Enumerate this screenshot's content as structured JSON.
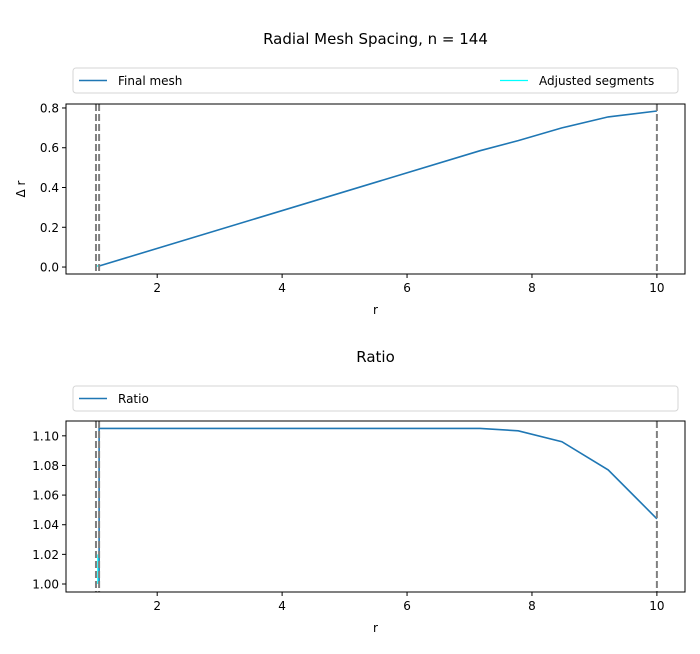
{
  "chart_data": [
    {
      "type": "line",
      "title": "Radial Mesh Spacing, n = 144",
      "xlabel": "r",
      "ylabel": "Δ r",
      "xlim": [
        0.54,
        10.45
      ],
      "ylim": [
        -0.035,
        0.82
      ],
      "xticks": [
        2,
        4,
        6,
        8,
        10
      ],
      "yticks": [
        0.0,
        0.2,
        0.4,
        0.6,
        0.8
      ],
      "ytick_labels": [
        "0.0",
        "0.2",
        "0.4",
        "0.6",
        "0.8"
      ],
      "grid": false,
      "legend_placement": "top (above axes, expanded)",
      "series": [
        {
          "name": "Final mesh",
          "color": "#1f77b4",
          "x": [
            1.07,
            7.17,
            7.78,
            8.48,
            9.22,
            10.0
          ],
          "y": [
            0.005,
            0.585,
            0.636,
            0.7,
            0.755,
            0.785
          ]
        },
        {
          "name": "Adjusted segments",
          "color": "#00ffff",
          "x": [
            1.02,
            1.07
          ],
          "y": [
            0.005,
            0.005
          ]
        }
      ],
      "vlines": {
        "x": [
          1.02,
          1.07,
          10.0
        ],
        "color": "#808080",
        "style": "dashed"
      }
    },
    {
      "type": "line",
      "title": "Ratio",
      "xlabel": "r",
      "ylabel": "",
      "xlim": [
        0.54,
        10.45
      ],
      "ylim": [
        0.9946,
        1.11
      ],
      "xticks": [
        2,
        4,
        6,
        8,
        10
      ],
      "yticks": [
        1.0,
        1.02,
        1.04,
        1.06,
        1.08,
        1.1
      ],
      "ytick_labels": [
        "1.00",
        "1.02",
        "1.04",
        "1.06",
        "1.08",
        "1.10"
      ],
      "grid": false,
      "legend_placement": "top (above axes, expanded)",
      "series": [
        {
          "name": "Ratio",
          "color": "#1f77b4",
          "x": [
            1.07,
            1.07,
            7.17,
            7.78,
            8.48,
            9.22,
            10.0
          ],
          "y": [
            1.0,
            1.105,
            1.105,
            1.1034,
            1.096,
            1.077,
            1.044
          ]
        },
        {
          "name": "",
          "color": "#00ffff",
          "x": [
            1.05,
            1.05
          ],
          "y": [
            1.0,
            1.02
          ]
        }
      ],
      "vlines": {
        "x": [
          1.02,
          1.07,
          10.0
        ],
        "color": "#808080",
        "style": "dashed"
      }
    }
  ]
}
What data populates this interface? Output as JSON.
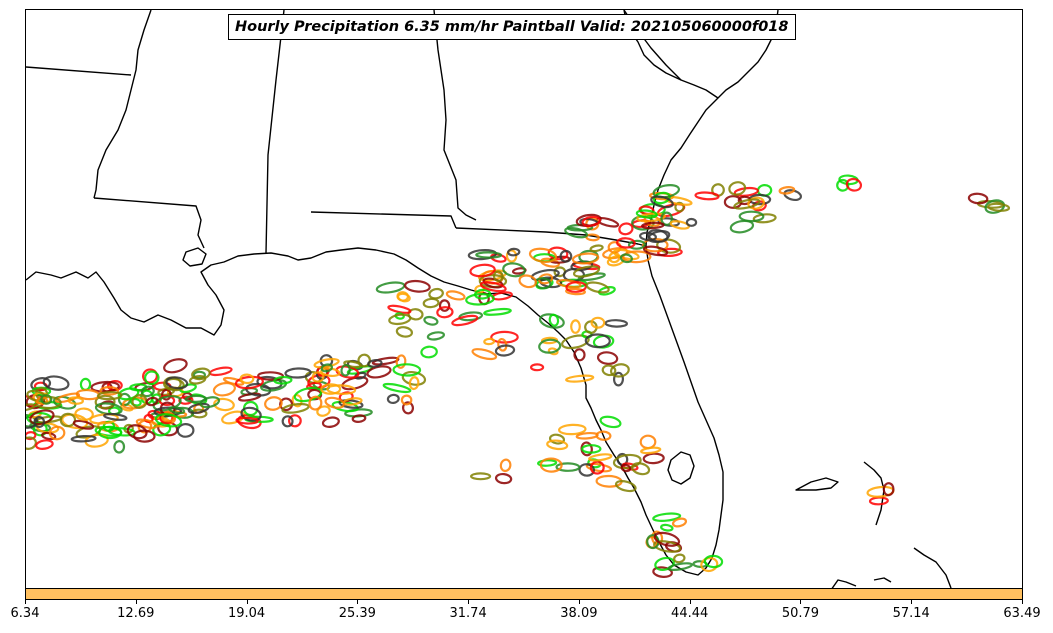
{
  "title": "Hourly Precipitation 6.35 mm/hr Paintball Valid: 202105060000f018",
  "colorbar": {
    "color": "#ffc060",
    "ticks": [
      "6.34",
      "12.69",
      "19.04",
      "25.39",
      "31.74",
      "38.09",
      "44.44",
      "50.79",
      "57.14",
      "63.49"
    ]
  },
  "map": {
    "region": "Southeastern United States / Gulf of Mexico / Florida",
    "member_colors": [
      "#ff0000",
      "#ff7f00",
      "#228b22",
      "#00dd00",
      "#808000",
      "#8b0000",
      "#333333",
      "#ffa500"
    ]
  }
}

## EXERCISE BRIEF
Look through the data above. Copy every line with the string "this" in it.

## FULL ANSWER
Enumerate this screenshot's content as structured JSON.
What data populates this interface? Output as JSON.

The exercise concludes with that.